» **What to produce**: Edit the HS2 consultation excerpt between "Last week saw" and "become increasingly difficult.", inclusive, changing "Buckinghamshire" to "Bedfordshire", and give that part again.

» **Document excerpt**:
———

Public exhibitions to explain the £32bn High Speed 2 rail network kicked off last week along the controversial
Chilterns section of the route. Antony Oliver talks to HS2 chairman Sir Brian Briscoe about how to make the case.

According to the large countdown calendar on the HS2 consultation website, there are just 71 days left to have your say on proposals for the UK’s next foray into high speed rail travel.

Last week saw the project resume its programme of public exhibitions to explain plans. Having paused for the UK local elections, the consultation has now moved out of London to the leafy surroundings of Buckinghamshire, Northamptonshire and Warwickshire.

Difficult conversations

And as HS2 non-executive chairman Sir Brian Briscoe is all too aware, conversations at the 30 events planned along the route from London to Birmingham over the next few months will without doubt become increasingly difficult.

“This is not a propaganda exercise - we understand why people have got anxieties about the project,” explains Briscoe, referring to the increasingly vocal local objectors and ­national organisations, such as the StopHS2 campaign, who are now mobilising their opposition to the project.

“We think that the route is as good as we can get it at this stage but we appreciate that we are going to see people who know their ground better than we would ever do,” he adds. “They are entitled to put their perspective.”

———

» **Provided material**:

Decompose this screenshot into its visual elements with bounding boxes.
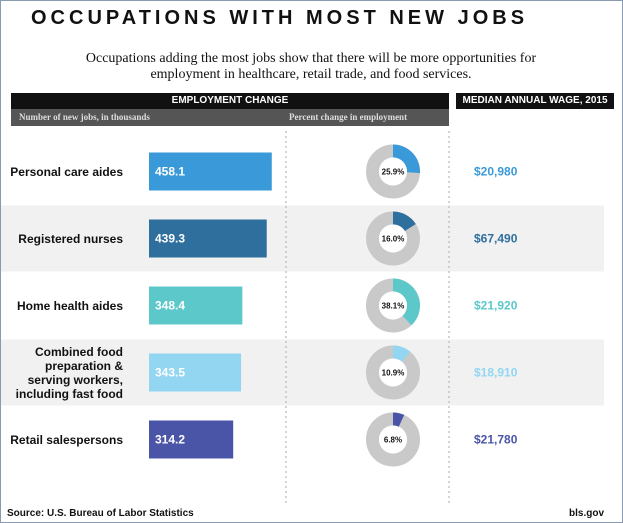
source: Source: U.S. Bureau of Labor Statistics bbox=[7, 508, 194, 519]
bar bbox=[149, 420, 234, 459]
bar-value-label: 348.4 bbox=[155, 299, 185, 313]
wage-label: $18,910 bbox=[474, 366, 518, 380]
donut-segment bbox=[393, 211, 416, 231]
bar-value-label: 458.1 bbox=[155, 165, 185, 179]
donut-label: 10.9% bbox=[382, 369, 405, 378]
donut-segment bbox=[393, 345, 411, 362]
header-bar bbox=[11, 93, 449, 109]
wage-label: $67,490 bbox=[474, 232, 518, 246]
donut-label: 16.0% bbox=[382, 235, 405, 244]
wage-label: $21,780 bbox=[474, 433, 518, 447]
bar bbox=[149, 353, 242, 392]
bar-value-label: 314.2 bbox=[155, 433, 185, 447]
category-label: Combined food preparation & serving work… bbox=[15, 344, 123, 401]
donut-hole bbox=[379, 358, 407, 387]
donut-hole bbox=[379, 425, 407, 454]
bar bbox=[149, 219, 267, 258]
credit: bls.gov bbox=[569, 508, 605, 519]
title: OCCUPATIONS WITH MOST NEW JOBS bbox=[31, 7, 529, 29]
row-band bbox=[1, 339, 604, 406]
header: EMPLOYMENT CHANGE bbox=[171, 95, 289, 106]
header: MEDIAN ANNUAL WAGE, 2015 bbox=[462, 95, 608, 106]
category-label: Personal care aides bbox=[10, 164, 123, 179]
donut-segment bbox=[393, 412, 405, 427]
donut-segment bbox=[393, 144, 420, 174]
header-bar bbox=[456, 93, 614, 109]
bar bbox=[149, 152, 272, 191]
category-label: Home health aides bbox=[16, 298, 123, 313]
wage-label: $21,920 bbox=[474, 299, 518, 313]
donut-label: 6.8% bbox=[384, 436, 402, 445]
donut-hole bbox=[379, 291, 407, 320]
bar bbox=[149, 286, 243, 325]
subtitle: Occupations adding the most jobs show th… bbox=[85, 51, 537, 82]
axis-label: Number of new jobs, in thousands bbox=[19, 112, 150, 122]
donut-segment bbox=[393, 278, 420, 326]
donut-hole bbox=[379, 224, 407, 253]
donut-label: 38.1% bbox=[382, 302, 405, 311]
category-label: Registered nurses bbox=[18, 231, 123, 246]
donut-hole bbox=[379, 157, 407, 186]
row-band bbox=[1, 205, 604, 272]
axis-label: Percent change in employment bbox=[289, 112, 408, 122]
subheader-bar bbox=[11, 109, 449, 126]
donut-label: 25.9% bbox=[382, 168, 405, 177]
bar-value-label: 439.3 bbox=[155, 232, 185, 246]
category-label: Retail salespersons bbox=[10, 432, 123, 447]
wage-label: $20,980 bbox=[474, 165, 518, 179]
bar-value-label: 343.5 bbox=[155, 366, 185, 380]
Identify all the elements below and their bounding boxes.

———

» **Completed task**:
Last week saw the project resume its programme of public exhibitions to explain plans. Having paused for the UK local elections, the consultation has now moved out of London to the leafy surroundings of Bedfordshire, Northamptonshire and Warwickshire.

Difficult conversations

And as HS2 non-executive chairman Sir Brian Briscoe is all too aware, conversations at the 30 events planned along the route from London to Birmingham over the next few months will without doubt become increasingly difficult.